**Work to be completed**
Show every line containing "Canon" by copying it.

**Listed entries**
_ _ _ _ _
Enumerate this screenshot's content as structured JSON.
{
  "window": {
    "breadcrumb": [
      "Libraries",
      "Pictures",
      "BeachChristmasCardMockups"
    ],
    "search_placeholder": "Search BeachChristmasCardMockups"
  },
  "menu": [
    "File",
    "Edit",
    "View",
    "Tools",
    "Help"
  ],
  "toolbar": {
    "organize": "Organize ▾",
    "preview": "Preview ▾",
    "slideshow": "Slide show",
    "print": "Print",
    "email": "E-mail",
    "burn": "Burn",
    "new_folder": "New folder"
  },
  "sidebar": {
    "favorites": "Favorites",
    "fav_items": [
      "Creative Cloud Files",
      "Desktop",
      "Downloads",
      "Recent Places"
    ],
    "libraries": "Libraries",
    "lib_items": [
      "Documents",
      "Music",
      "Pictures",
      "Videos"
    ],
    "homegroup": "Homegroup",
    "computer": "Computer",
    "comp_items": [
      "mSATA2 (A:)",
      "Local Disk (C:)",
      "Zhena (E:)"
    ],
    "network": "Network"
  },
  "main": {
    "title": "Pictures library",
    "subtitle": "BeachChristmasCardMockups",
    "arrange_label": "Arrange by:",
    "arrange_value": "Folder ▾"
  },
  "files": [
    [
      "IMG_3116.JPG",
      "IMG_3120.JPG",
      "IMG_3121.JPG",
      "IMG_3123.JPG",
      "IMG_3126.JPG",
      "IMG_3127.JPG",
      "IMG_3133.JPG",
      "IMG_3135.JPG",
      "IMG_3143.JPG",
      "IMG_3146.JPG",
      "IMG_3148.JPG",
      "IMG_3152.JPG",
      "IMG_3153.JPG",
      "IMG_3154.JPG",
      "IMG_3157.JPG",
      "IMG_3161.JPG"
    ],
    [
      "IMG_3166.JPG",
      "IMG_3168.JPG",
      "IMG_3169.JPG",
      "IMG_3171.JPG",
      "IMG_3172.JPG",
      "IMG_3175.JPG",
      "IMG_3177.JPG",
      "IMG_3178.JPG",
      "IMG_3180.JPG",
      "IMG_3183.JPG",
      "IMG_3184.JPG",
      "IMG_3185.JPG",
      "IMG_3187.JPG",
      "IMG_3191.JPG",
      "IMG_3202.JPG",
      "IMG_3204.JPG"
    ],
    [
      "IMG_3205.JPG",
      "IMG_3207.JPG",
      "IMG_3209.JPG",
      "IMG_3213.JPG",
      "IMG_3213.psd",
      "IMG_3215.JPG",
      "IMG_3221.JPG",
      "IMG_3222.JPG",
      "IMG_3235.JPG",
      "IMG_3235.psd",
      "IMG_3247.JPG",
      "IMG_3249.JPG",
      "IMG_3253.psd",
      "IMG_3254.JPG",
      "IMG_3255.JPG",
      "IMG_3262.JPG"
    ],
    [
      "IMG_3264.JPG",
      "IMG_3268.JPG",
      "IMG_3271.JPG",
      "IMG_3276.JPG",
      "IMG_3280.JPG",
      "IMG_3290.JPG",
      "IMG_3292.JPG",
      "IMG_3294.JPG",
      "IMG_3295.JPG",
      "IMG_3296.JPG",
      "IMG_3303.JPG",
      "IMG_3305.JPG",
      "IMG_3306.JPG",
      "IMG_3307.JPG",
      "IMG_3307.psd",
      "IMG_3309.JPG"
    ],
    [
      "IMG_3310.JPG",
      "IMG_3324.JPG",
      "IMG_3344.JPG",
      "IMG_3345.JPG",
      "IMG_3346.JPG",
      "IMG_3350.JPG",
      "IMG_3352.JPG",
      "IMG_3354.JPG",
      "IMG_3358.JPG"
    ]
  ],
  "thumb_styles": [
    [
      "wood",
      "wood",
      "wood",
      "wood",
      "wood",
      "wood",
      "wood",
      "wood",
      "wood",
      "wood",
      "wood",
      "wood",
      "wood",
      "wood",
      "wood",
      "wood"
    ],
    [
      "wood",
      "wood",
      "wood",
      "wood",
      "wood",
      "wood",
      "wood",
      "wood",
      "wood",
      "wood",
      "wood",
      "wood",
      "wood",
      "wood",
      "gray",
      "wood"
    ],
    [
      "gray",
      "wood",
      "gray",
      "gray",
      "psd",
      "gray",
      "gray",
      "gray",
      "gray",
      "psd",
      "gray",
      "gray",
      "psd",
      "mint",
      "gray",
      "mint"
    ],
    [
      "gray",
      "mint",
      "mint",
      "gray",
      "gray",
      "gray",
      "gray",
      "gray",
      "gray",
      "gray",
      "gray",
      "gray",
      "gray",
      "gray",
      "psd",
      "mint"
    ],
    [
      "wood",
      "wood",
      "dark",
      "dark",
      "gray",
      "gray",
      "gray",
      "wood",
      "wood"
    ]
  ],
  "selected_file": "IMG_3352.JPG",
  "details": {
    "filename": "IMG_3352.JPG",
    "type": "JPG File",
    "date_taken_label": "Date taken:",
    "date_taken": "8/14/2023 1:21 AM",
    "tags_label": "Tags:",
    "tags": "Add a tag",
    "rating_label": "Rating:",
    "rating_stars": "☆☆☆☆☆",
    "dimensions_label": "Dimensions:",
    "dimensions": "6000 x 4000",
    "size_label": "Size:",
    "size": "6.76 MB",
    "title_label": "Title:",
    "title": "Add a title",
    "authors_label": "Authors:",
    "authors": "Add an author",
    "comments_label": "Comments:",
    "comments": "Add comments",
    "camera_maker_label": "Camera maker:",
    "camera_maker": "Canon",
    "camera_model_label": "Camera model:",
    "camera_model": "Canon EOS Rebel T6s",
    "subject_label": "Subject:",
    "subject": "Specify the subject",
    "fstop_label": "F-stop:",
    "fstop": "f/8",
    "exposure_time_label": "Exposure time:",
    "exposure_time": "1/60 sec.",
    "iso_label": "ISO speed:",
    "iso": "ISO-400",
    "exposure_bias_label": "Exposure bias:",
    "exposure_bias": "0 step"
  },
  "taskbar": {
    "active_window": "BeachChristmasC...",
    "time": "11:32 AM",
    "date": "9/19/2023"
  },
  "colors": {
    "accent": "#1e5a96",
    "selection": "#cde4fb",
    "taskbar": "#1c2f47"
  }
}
_ _ _ _ _
**Result for this exercise**
    "camera_maker": "Canon",
    "camera_model": "Canon EOS Rebel T6s",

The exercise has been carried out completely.